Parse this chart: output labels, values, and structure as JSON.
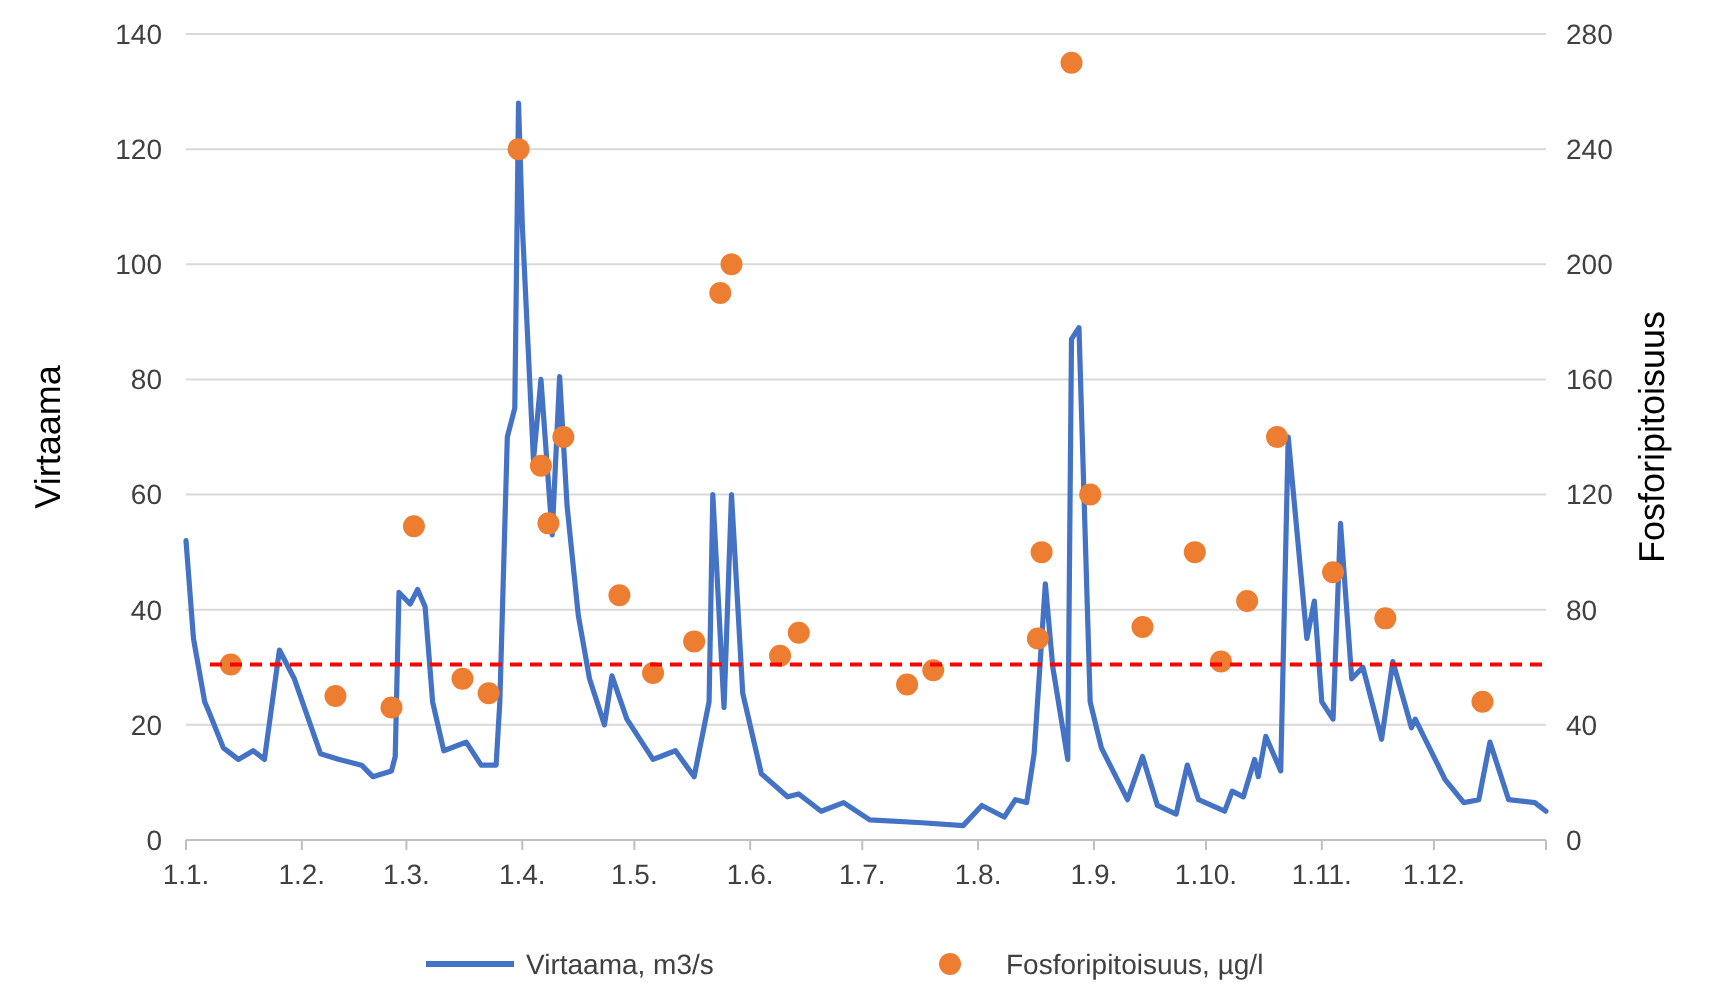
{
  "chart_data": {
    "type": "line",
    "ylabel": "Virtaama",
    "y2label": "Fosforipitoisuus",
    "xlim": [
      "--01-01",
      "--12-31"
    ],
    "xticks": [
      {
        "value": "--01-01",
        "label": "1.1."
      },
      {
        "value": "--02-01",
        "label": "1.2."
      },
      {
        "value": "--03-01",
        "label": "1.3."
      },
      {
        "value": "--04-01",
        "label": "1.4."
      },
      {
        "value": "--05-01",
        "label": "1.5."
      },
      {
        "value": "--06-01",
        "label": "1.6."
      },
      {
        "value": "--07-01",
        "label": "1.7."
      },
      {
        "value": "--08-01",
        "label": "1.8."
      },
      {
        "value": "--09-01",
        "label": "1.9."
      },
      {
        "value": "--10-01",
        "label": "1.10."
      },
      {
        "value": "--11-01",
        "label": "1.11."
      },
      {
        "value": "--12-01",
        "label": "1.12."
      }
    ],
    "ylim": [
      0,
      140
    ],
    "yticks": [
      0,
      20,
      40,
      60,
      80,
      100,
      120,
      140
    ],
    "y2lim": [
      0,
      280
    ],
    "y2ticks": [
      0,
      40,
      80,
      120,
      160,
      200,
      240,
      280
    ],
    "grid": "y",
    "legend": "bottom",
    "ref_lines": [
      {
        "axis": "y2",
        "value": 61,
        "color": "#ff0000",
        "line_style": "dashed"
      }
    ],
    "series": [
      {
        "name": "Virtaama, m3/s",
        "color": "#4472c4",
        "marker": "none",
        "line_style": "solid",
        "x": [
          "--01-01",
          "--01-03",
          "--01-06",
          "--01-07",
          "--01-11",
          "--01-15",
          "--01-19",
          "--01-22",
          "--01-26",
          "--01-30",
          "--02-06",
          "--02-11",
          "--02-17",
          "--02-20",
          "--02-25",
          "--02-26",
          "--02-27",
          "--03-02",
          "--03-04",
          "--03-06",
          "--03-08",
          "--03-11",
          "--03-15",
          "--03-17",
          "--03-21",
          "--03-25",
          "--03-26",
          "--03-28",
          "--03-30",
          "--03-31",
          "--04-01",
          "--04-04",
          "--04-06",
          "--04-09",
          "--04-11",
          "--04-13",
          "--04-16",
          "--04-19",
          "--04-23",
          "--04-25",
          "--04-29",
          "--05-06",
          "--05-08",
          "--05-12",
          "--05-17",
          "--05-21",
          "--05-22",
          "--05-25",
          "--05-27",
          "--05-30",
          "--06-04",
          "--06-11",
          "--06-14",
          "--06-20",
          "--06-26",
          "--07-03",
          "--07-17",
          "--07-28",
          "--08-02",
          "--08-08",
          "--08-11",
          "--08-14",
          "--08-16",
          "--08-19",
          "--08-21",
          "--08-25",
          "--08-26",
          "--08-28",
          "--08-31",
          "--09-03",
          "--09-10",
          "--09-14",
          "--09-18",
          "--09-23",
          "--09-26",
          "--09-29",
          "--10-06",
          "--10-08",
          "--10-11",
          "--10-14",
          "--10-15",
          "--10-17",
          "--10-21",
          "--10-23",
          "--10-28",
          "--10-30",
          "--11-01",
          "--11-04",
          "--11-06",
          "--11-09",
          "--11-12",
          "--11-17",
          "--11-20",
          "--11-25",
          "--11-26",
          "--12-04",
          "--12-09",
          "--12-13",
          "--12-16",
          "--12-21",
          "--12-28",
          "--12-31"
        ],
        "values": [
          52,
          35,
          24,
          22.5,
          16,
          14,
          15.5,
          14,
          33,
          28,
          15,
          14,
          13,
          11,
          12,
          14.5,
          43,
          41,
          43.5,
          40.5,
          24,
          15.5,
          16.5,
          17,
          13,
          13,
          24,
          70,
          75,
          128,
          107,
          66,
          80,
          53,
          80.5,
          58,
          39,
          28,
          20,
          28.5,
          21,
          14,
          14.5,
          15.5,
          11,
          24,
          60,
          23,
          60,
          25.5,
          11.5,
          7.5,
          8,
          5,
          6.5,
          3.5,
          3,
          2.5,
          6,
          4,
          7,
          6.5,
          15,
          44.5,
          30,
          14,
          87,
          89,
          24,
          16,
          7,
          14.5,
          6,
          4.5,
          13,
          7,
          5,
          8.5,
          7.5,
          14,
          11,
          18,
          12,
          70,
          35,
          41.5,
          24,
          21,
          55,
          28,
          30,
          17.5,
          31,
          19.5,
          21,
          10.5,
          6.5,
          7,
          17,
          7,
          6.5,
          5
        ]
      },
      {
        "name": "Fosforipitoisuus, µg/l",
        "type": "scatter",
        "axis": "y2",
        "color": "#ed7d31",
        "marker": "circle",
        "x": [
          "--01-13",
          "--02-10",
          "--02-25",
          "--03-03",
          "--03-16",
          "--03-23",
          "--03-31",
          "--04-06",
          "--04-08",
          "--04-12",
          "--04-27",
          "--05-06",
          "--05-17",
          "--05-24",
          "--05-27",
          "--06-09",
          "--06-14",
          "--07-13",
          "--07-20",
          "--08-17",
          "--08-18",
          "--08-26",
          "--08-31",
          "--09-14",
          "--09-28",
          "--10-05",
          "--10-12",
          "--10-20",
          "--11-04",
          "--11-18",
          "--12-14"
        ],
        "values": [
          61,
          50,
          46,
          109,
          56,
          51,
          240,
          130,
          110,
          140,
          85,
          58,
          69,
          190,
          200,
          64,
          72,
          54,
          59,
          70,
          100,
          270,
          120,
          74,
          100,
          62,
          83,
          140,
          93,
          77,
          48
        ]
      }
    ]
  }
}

...

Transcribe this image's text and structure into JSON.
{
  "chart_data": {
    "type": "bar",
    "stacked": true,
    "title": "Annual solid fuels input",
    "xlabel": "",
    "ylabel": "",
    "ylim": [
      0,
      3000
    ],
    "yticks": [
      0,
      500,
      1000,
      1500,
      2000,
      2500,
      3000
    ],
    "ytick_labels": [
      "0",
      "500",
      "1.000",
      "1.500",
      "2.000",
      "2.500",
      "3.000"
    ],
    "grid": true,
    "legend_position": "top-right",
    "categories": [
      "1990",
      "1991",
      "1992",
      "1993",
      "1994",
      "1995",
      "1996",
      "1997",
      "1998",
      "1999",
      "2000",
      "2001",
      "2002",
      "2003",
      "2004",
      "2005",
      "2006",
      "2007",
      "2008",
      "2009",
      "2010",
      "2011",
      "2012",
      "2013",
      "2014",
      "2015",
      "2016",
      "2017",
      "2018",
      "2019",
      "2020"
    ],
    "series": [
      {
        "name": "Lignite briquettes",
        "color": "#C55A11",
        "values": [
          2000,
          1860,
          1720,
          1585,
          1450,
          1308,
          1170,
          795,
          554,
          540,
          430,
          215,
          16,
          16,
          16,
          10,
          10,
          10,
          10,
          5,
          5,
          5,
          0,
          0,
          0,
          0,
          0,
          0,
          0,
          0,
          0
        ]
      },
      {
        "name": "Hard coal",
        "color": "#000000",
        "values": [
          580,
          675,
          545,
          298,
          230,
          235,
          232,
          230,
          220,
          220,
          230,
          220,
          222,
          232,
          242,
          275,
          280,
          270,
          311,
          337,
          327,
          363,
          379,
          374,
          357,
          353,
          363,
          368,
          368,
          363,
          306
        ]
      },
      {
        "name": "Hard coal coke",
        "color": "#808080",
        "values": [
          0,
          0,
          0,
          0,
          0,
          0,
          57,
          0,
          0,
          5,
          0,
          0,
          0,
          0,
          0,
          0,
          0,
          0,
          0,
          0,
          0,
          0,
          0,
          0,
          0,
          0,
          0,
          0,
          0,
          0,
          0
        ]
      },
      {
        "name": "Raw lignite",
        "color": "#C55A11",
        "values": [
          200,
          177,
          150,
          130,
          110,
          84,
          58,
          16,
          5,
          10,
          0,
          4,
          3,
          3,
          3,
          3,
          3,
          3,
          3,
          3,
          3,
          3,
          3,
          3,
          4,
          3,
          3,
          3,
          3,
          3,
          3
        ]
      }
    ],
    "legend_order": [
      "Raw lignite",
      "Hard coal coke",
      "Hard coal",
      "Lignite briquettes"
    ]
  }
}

* * *

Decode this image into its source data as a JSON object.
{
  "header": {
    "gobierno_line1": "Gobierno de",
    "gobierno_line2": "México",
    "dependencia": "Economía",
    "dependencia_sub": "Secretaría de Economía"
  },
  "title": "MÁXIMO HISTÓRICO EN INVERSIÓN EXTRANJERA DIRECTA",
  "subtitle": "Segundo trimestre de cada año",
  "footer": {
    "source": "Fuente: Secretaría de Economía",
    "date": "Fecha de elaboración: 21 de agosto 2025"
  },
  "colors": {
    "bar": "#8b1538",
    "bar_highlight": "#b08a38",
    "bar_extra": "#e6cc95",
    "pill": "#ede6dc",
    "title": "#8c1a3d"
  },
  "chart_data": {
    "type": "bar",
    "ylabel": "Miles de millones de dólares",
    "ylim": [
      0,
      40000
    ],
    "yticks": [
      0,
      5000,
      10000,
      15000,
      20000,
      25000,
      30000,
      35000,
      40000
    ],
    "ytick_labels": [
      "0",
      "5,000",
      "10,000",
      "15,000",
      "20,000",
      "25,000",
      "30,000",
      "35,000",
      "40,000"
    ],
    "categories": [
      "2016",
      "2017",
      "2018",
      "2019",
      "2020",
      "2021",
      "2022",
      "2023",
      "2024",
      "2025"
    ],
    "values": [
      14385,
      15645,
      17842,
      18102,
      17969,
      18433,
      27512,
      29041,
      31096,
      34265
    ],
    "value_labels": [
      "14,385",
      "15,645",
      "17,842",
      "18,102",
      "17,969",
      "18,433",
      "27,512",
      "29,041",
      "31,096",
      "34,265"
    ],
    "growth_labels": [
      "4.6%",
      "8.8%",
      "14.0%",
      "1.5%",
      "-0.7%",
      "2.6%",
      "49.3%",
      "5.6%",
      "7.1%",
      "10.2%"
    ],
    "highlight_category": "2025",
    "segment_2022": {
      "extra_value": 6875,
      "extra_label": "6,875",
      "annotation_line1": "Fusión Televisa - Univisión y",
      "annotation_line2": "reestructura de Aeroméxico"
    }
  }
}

- [WHAT IS BEING ASKED] Pick out the lines containing the string "type".

- [SOLUTION]
    "type": "line",
        "type": "scatter",
    "type": "bar",
    "type": "bar",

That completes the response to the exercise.